Records from a data collection:
• • • •

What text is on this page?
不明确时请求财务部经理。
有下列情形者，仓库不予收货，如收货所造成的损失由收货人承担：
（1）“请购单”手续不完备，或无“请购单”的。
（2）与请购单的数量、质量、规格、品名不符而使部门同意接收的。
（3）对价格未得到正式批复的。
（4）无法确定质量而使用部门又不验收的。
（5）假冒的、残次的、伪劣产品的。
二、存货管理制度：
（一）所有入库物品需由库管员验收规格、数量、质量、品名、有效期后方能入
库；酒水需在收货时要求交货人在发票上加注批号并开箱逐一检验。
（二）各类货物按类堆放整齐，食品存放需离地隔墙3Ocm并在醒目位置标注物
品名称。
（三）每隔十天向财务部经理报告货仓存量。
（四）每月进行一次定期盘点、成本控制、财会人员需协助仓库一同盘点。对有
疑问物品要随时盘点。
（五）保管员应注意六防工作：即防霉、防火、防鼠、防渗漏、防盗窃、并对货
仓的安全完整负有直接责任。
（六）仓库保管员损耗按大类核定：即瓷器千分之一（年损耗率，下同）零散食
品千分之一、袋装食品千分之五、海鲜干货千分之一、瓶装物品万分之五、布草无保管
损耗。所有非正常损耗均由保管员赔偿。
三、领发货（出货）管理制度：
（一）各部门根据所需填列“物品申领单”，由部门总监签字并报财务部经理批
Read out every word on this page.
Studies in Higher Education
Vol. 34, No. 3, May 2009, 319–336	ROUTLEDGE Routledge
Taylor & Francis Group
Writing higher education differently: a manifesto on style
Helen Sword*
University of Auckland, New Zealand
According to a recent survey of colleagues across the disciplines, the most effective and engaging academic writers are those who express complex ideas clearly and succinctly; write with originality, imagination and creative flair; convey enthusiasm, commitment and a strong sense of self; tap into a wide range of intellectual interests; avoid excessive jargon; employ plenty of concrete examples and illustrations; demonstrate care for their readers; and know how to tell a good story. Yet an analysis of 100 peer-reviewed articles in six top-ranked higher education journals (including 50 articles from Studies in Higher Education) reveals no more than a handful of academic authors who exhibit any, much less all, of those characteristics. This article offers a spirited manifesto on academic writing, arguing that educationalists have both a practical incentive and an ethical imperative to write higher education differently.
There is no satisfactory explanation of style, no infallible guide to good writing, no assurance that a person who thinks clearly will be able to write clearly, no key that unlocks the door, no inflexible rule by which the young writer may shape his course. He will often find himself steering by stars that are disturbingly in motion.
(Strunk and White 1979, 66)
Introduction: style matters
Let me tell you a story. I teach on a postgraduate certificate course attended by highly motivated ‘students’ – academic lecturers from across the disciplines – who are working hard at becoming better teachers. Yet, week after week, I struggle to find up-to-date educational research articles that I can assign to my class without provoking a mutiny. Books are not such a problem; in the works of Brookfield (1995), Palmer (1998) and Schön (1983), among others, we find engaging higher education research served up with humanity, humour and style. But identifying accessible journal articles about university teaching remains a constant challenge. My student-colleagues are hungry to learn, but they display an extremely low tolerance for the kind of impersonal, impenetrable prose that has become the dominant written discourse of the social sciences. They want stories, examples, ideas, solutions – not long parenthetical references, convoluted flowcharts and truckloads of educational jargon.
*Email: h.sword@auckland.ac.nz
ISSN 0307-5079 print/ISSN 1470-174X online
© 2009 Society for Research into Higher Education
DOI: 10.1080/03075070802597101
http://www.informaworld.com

• • • •

Restate each record word for word.

_Answer for the task_:
What text is on this page?
不明确时请求财务部经理。
有下列情形者，仓库不予收货，如收货所造成的损失由收货人承担：
（1）“请购单”手续不完备，或无“请购单”的。
（2）与请购单的数量、质量、规格、品名不符而使部门同意接收的。
（3）对价格未得到正式批复的。
（4）无法确定质量而使用部门又不验收的。
（5）假冒的、残次的、伪劣产品的。
二、存货管理制度：
（一）所有入库物品需由库管员验收规格、数量、质量、品名、有效期后方能入
库；酒水需在收货时要求交货人在发票上加注批号并开箱逐一检验。
（二）各类货物按类堆放整齐，食品存放需离地隔墙3Ocm并在醒目位置标注物
品名称。
（三）每隔十天向财务部经理报告货仓存量。
（四）每月进行一次定期盘点、成本控制、财会人员需协助仓库一同盘点。对有
疑问物品要随时盘点。
（五）保管员应注意六防工作：即防霉、防火、防鼠、防渗漏、防盗窃、并对货
仓的安全完整负有直接责任。
（六）仓库保管员损耗按大类核定：即瓷器千分之一（年损耗率，下同）零散食
品千分之一、袋装食品千分之五、海鲜干货千分之一、瓶装物品万分之五、布草无保管
损耗。所有非正常损耗均由保管员赔偿。
三、领发货（出货）管理制度：
（一）各部门根据所需填列“物品申领单”，由部门总监签字并报财务部经理批
Read out every word on this page.
Studies in Higher Education
Vol. 34, No. 3, May 2009, 319–336	ROUTLEDGE Routledge
Taylor & Francis Group
Writing higher education differently: a manifesto on style
Helen Sword*
University of Auckland, New Zealand
According to a recent survey of colleagues across the disciplines, the most effective and engaging academic writers are those who express complex ideas clearly and succinctly; write with originality, imagination and creative flair; convey enthusiasm, commitment and a strong sense of self; tap into a wide range of intellectual interests; avoid excessive jargon; employ plenty of concrete examples and illustrations; demonstrate care for their readers; and know how to tell a good story. Yet an analysis of 100 peer-reviewed articles in six top-ranked higher education journals (including 50 articles from Studies in Higher Education) reveals no more than a handful of academic authors who exhibit any, much less all, of those characteristics. This article offers a spirited manifesto on academic writing, arguing that educationalists have both a practical incentive and an ethical imperative to write higher education differently.
There is no satisfactory explanation of style, no infallible guide to good writing, no assurance that a person who thinks clearly will be able to write clearly, no key that unlocks the door, no inflexible rule by which the young writer may shape his course. He will often find himself steering by stars that are disturbingly in motion.
(Strunk and White 1979, 66)
Introduction: style matters
Let me tell you a story. I teach on a postgraduate certificate course attended by highly motivated ‘students’ – academic lecturers from across the disciplines – who are working hard at becoming better teachers. Yet, week after week, I struggle to find up-to-date educational research articles that I can assign to my class without provoking a mutiny. Books are not such a problem; in the works of Brookfield (1995), Palmer (1998) and Schön (1983), among others, we find engaging higher education research served up with humanity, humour and style. But identifying accessible journal articles about university teaching remains a constant challenge. My student-colleagues are hungry to learn, but they display an extremely low tolerance for the kind of impersonal, impenetrable prose that has become the dominant written discourse of the social sciences. They want stories, examples, ideas, solutions – not long parenthetical references, convoluted flowcharts and truckloads of educational jargon.
*Email: h.sword@auckland.ac.nz
ISSN 0307-5079 print/ISSN 1470-174X online
© 2009 Society for Research into Higher Education
DOI: 10.1080/03075070802597101
http://www.informaworld.com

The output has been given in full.